WORK INSTRUCTIONS:
**1.** Using the passage on Southern Baptist culture, list the topics the author says they have spoken and written about for years in connection with sexual abuse and predation.
**2.** Based on the passage on Southern Baptist culture, do the following statements agree with it? Answer yes or no for each, quoting the words that decide it.
(a) The author says Russell Moore called the issue purely systemic.
(b) The author says people engaged in Southern Baptist politics over the last two decades knew a reckoning was coming.
(c) The author holds that a community's theology must be reformed before its culture can be.

GIVEN TEXT:
————

I agree with Russell Moore when he said in a recent interview with NPR that this is not only a systemic issue, but a cultural issue.  Sexual abuse and predation have been issues I’ve been speaking and writing about for years, primarily when it comes to how women are treated, views of women in roles of leadership, how Baptists treat issues related to gender and power in Scripture, and women in leadership within the local church.  We who have been engaged in Southern Baptist politics over the last two decades knew that a reckoning was coming. As Moore put it in his article on the SBC report:

“Who cannot now see the rot in a culture that mobilizes to exile churches that call a woman on staff a ‘pastor’ or that invite a woman to speak from the pulpit on Mother’s Day, but dismisses rape and molestation as ‘distractions’ and efforts to address them as violations of cherished church autonomy? In sectors of today’s SBC, women wearing leggings is a social media crisis; dealing with rape in the church is a distraction.” 

I join other Baptists in calling for refrom; but, before you can reform a community’s culture, you must reform its theology.  Theology is the foundation that embodies (and embeds) the values that shape culture, worldview, and–eventually–the bureaucracies that enshroud those cultures in a larger community.

We must reform theological fault lines.  For years, I have proposed that when certain theologians set up humans in a hierarchy, claiming that, since men are made first and women made second in creation, you ultimately get a worldview that turns those-who-are-created-second into second-class citizens. For me, this was becoming a larger issue in Baptist life when conversations in Convention-sponsored seminaries focused on excluding women from teaching Bible and theology classes to seminarians. It’s one thing to argue about women serving as pastors, but when a class is unable to have women teach, what emerges are theological fractures that cannot hold over time.

————

[Collection entries]
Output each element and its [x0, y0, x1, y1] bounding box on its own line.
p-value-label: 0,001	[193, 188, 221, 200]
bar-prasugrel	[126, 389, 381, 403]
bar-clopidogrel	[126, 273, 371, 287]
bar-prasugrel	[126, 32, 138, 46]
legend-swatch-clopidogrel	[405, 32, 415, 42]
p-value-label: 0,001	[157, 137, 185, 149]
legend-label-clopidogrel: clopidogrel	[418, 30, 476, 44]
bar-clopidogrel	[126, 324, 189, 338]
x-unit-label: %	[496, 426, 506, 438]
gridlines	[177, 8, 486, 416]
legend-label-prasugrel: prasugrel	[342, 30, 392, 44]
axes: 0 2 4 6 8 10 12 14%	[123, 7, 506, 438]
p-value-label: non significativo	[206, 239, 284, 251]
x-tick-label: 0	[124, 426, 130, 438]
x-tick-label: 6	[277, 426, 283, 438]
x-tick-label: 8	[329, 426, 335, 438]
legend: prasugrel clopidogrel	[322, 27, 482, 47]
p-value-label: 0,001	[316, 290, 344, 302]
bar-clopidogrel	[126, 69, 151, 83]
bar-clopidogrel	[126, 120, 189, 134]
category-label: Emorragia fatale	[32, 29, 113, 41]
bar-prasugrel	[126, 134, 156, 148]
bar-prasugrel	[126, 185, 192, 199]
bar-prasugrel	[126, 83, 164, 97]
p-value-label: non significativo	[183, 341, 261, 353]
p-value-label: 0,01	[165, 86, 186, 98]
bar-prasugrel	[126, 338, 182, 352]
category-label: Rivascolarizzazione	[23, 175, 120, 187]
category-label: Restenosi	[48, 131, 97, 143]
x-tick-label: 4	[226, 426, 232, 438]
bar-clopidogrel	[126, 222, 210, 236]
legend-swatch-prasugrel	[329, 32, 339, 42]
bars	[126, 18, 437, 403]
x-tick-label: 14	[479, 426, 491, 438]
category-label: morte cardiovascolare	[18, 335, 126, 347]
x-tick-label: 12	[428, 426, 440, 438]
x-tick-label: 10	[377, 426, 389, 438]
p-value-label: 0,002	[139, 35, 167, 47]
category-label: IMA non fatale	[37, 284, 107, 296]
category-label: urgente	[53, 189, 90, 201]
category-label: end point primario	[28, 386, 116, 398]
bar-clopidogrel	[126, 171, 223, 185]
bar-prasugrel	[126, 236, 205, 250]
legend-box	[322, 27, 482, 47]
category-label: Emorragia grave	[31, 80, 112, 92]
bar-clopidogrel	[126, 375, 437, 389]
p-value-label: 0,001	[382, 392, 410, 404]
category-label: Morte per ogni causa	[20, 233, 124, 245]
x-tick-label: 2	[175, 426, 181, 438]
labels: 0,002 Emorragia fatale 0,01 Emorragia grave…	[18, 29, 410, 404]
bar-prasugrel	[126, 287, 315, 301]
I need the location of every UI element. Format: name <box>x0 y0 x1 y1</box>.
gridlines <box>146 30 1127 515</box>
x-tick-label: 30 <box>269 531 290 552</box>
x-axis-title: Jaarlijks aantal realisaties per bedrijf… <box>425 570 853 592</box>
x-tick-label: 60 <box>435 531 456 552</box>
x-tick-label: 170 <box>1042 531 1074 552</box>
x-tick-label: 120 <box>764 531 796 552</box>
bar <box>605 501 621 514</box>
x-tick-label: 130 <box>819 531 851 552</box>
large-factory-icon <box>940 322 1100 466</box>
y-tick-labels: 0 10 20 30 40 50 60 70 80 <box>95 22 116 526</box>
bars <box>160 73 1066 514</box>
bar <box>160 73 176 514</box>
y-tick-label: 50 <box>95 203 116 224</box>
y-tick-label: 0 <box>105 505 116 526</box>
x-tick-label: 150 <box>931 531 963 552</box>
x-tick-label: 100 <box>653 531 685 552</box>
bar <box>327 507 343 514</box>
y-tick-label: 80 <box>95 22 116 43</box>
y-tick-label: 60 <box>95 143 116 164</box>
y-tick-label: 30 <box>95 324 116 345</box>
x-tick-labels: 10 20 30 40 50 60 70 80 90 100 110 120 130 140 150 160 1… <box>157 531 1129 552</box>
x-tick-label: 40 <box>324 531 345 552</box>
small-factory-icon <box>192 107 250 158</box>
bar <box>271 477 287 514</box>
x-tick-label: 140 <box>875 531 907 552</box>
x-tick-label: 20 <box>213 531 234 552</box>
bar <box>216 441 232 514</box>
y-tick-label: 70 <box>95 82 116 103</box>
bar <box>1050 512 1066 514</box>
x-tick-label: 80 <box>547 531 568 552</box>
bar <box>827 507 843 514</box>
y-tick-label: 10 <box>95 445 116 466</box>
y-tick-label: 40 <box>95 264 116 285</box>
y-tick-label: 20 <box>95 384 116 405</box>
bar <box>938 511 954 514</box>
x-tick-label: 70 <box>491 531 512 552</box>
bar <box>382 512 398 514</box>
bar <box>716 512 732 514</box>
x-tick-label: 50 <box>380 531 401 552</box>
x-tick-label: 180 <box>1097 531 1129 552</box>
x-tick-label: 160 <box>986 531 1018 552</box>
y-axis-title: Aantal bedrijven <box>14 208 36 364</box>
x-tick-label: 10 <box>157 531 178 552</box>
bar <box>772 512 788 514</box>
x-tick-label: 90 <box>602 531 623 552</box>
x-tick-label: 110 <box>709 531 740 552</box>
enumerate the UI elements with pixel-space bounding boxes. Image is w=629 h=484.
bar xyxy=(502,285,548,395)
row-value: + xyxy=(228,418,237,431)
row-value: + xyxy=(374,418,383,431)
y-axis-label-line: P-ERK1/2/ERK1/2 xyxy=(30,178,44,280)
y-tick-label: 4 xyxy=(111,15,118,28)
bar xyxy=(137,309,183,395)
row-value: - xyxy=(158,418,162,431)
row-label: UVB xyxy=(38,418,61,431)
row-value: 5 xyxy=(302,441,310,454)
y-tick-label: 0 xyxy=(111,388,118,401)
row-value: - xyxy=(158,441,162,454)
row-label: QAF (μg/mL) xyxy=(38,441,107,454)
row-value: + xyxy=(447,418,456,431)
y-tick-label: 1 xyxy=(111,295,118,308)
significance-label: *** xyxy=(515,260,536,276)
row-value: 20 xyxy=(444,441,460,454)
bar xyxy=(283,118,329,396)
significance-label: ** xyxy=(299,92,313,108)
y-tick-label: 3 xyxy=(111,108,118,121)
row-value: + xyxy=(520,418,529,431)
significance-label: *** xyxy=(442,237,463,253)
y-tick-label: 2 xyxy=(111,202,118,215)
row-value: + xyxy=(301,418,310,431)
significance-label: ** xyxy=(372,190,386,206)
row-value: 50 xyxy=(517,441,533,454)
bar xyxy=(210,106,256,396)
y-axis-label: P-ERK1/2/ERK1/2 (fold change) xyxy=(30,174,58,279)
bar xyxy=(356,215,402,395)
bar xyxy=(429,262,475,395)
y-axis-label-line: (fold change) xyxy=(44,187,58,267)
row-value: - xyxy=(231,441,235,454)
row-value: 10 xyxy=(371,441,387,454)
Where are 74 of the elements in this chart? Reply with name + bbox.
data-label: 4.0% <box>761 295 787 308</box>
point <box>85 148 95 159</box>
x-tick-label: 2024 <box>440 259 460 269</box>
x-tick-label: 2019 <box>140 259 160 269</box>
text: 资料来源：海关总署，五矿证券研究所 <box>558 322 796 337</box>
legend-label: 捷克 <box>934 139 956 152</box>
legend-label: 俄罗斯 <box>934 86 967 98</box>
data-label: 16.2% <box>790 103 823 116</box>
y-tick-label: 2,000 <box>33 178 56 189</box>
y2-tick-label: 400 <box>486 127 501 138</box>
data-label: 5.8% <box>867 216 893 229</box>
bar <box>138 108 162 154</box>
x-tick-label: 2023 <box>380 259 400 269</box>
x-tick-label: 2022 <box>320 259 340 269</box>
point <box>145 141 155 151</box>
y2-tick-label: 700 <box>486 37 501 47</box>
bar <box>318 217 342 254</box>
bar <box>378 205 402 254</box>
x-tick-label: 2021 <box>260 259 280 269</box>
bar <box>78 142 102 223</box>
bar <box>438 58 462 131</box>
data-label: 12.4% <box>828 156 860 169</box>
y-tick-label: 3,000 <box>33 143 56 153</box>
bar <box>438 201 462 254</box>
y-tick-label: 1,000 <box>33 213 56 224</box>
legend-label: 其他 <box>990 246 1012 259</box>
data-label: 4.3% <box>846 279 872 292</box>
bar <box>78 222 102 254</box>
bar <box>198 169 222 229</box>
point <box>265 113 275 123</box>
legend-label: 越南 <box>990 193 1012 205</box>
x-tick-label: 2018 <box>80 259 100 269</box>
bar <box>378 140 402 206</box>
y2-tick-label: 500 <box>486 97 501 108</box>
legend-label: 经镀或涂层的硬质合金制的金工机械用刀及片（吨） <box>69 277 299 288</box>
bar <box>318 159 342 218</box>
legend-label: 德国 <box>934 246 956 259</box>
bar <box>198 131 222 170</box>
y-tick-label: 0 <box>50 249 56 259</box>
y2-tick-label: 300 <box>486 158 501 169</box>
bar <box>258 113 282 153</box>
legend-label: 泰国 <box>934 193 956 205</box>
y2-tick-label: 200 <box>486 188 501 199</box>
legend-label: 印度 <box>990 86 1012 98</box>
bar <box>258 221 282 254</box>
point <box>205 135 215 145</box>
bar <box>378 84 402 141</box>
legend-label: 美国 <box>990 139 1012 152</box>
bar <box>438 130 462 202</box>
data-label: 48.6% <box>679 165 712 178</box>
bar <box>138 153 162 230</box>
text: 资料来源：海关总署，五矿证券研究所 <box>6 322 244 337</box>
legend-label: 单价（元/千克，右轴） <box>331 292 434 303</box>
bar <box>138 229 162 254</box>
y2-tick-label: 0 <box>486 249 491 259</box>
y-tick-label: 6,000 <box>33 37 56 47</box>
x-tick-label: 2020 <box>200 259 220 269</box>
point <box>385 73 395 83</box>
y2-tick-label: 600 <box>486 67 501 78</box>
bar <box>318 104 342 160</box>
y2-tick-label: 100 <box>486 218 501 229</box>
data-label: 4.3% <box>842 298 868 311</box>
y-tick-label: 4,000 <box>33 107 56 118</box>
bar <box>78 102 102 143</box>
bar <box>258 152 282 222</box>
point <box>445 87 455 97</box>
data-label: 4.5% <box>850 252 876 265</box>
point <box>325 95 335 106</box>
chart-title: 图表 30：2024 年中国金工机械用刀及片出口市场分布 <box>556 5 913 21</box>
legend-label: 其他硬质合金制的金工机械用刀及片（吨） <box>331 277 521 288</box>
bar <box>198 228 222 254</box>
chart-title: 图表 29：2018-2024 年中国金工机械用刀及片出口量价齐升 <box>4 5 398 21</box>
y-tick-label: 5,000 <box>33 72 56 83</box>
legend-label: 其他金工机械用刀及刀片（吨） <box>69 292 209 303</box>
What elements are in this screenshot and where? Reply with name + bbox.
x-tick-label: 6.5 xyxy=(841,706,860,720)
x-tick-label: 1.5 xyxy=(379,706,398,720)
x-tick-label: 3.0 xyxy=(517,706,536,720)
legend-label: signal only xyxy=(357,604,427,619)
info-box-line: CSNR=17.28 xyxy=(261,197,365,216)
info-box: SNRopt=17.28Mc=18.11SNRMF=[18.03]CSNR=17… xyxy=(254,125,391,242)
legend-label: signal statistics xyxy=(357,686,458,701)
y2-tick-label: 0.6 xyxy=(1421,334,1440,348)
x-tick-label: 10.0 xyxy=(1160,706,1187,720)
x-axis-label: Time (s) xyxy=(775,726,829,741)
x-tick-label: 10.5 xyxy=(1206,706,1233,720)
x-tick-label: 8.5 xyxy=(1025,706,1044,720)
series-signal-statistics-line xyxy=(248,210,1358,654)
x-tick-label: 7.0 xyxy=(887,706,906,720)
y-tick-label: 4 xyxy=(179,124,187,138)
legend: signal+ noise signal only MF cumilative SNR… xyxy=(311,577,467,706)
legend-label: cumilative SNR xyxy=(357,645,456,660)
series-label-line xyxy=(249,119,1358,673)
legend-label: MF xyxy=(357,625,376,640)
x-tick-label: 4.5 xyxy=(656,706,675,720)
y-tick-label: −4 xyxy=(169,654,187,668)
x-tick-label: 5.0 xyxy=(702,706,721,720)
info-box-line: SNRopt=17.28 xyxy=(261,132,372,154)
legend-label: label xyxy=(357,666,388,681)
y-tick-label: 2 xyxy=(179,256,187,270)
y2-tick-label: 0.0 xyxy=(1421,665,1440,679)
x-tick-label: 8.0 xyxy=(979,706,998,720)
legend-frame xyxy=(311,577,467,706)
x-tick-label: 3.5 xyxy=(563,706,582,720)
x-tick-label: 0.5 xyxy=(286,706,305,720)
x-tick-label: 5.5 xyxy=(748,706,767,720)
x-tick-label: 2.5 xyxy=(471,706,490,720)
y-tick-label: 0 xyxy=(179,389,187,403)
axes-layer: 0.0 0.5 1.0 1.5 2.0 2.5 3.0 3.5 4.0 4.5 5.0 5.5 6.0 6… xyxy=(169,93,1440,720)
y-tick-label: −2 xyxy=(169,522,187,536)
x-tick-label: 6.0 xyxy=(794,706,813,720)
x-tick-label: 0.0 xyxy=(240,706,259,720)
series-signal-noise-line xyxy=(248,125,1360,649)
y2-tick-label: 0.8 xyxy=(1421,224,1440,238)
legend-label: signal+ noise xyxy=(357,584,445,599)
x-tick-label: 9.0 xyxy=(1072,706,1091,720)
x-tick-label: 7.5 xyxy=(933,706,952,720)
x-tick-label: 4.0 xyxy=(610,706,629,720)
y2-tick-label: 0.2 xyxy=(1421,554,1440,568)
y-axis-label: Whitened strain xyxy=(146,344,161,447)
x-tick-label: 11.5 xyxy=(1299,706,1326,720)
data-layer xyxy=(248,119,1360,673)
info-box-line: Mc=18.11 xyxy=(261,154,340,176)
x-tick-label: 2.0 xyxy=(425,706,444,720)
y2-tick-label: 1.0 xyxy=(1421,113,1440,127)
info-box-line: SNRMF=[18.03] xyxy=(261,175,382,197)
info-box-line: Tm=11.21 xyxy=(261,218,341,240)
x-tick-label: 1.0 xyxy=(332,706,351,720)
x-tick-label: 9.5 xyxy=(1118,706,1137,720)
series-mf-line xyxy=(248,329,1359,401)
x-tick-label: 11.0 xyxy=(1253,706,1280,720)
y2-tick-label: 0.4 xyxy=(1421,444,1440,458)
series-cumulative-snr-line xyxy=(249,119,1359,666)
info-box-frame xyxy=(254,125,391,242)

————

ANSWERS BY ITEM NUMBER:
**1.**
- How women are treated
- Views of women in roles of leadership
- How Baptists treat issues related to gender and power in Scripture
- Women in leadership within the local church

**2.**
(a) No: "this is not only a systemic issue, but a cultural issue."
(b) Yes: "We who have been engaged in Southern Baptist politics over the last two decades knew that a reckoning was coming."
(c) Yes: "before you can reform a community’s culture, you must reform its theology."